Write out every record below exactly as it appears.

:: RECORDS FOR THE TASK

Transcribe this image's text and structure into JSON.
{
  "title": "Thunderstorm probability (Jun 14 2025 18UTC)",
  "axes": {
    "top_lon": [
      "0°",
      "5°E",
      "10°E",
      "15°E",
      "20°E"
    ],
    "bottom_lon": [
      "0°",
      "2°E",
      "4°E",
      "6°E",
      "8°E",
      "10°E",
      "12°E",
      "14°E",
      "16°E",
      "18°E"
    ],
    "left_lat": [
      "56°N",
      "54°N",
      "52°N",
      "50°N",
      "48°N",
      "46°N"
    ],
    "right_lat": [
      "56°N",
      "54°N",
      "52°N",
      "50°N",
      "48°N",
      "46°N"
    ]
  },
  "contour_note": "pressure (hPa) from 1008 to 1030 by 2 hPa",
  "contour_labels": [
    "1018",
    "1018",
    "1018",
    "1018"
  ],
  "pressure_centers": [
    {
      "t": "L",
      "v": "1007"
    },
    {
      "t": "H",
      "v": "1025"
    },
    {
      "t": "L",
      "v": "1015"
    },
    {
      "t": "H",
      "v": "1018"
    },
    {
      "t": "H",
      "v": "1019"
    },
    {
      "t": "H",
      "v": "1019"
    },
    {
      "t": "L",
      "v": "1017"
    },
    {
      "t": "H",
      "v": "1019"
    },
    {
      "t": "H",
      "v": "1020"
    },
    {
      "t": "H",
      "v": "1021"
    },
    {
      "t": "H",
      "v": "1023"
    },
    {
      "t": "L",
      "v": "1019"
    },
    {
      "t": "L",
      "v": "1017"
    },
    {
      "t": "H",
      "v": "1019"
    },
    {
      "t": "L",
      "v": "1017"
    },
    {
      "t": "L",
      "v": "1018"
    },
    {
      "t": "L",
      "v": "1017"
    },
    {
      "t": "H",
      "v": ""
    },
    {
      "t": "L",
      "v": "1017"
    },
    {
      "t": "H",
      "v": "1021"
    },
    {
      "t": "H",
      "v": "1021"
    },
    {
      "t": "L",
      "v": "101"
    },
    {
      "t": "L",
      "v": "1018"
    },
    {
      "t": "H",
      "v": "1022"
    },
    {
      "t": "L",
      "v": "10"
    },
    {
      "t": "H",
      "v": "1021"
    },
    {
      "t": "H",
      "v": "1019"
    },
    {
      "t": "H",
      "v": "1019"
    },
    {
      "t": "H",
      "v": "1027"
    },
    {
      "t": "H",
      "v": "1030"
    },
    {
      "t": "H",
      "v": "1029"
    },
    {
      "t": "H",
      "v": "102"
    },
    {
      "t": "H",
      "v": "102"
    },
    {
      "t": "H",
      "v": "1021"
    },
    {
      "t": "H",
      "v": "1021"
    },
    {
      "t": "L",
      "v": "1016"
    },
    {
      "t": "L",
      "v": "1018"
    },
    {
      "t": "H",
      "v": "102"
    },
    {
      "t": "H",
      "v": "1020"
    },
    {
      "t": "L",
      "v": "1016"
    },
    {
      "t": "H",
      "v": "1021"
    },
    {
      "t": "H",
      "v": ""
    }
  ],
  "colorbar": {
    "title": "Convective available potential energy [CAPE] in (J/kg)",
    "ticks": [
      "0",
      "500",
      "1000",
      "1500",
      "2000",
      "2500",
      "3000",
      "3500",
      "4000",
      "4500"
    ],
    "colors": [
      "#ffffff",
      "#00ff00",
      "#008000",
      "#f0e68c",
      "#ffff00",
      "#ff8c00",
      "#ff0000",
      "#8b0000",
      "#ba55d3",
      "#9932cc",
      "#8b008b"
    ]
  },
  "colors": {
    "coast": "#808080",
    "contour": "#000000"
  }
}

::::

§ SOLUTION FOR THIS EXERCISE
Transcribe this image's text and structure into JSON.
{
  "title": "Thunderstorm probability (Jun 14 2025 18UTC)",
  "axes": {
    "top_lon": [
      "0°",
      "5°E",
      "10°E",
      "15°E",
      "20°E"
    ],
    "bottom_lon": [
      "0°",
      "2°E",
      "4°E",
      "6°E",
      "8°E",
      "10°E",
      "12°E",
      "14°E",
      "16°E",
      "18°E"
    ],
    "left_lat": [
      "56°N",
      "54°N",
      "52°N",
      "50°N",
      "48°N",
      "46°N"
    ],
    "right_lat": [
      "56°N",
      "54°N",
      "52°N",
      "50°N",
      "48°N",
      "46°N"
    ]
  },
  "contour_note": "pressure (hPa) from 1008 to 1030 by 2 hPa",
  "contour_labels": [
    "1018",
    "1018",
    "1018",
    "1018"
  ],
  "pressure_centers": [
    {
      "t": "L",
      "v": "1007"
    },
    {
      "t": "H",
      "v": "1025"
    },
    {
      "t": "L",
      "v": "1015"
    },
    {
      "t": "H",
      "v": "1018"
    },
    {
      "t": "H",
      "v": "1019"
    },
    {
      "t": "H",
      "v": "1019"
    },
    {
      "t": "L",
      "v": "1017"
    },
    {
      "t": "H",
      "v": "1019"
    },
    {
      "t": "H",
      "v": "1020"
    },
    {
      "t": "H",
      "v": "1021"
    },
    {
      "t": "H",
      "v": "1023"
    },
    {
      "t": "L",
      "v": "1019"
    },
    {
      "t": "L",
      "v": "1017"
    },
    {
      "t": "H",
      "v": "1019"
    },
    {
      "t": "L",
      "v": "1017"
    },
    {
      "t": "L",
      "v": "1018"
    },
    {
      "t": "L",
      "v": "1017"
    },
    {
      "t": "H",
      "v": ""
    },
    {
      "t": "L",
      "v": "1017"
    },
    {
      "t": "H",
      "v": "1021"
    },
    {
      "t": "H",
      "v": "1021"
    },
    {
      "t": "L",
      "v": "101"
    },
    {
      "t": "L",
      "v": "1018"
    },
    {
      "t": "H",
      "v": "1022"
    },
    {
      "t": "L",
      "v": "10"
    },
    {
      "t": "H",
      "v": "1021"
    },
    {
      "t": "H",
      "v": "1019"
    },
    {
      "t": "H",
      "v": "1019"
    },
    {
      "t": "H",
      "v": "1027"
    },
    {
      "t": "H",
      "v": "1030"
    },
    {
      "t": "H",
      "v": "1029"
    },
    {
      "t": "H",
      "v": "102"
    },
    {
      "t": "H",
      "v": "102"
    },
    {
      "t": "H",
      "v": "1021"
    },
    {
      "t": "H",
      "v": "1021"
    },
    {
      "t": "L",
      "v": "1016"
    },
    {
      "t": "L",
      "v": "1018"
    },
    {
      "t": "H",
      "v": "102"
    },
    {
      "t": "H",
      "v": "1020"
    },
    {
      "t": "L",
      "v": "1016"
    },
    {
      "t": "H",
      "v": "1021"
    },
    {
      "t": "H",
      "v": ""
    }
  ],
  "colorbar": {
    "title": "Convective available potential energy [CAPE] in (J/kg)",
    "ticks": [
      "0",
      "500",
      "1000",
      "1500",
      "2000",
      "2500",
      "3000",
      "3500",
      "4000",
      "4500"
    ],
    "colors": [
      "#ffffff",
      "#00ff00",
      "#008000",
      "#f0e68c",
      "#ffff00",
      "#ff8c00",
      "#ff0000",
      "#8b0000",
      "#ba55d3",
      "#9932cc",
      "#8b008b"
    ]
  },
  "colors": {
    "coast": "#808080",
    "contour": "#000000"
  }
}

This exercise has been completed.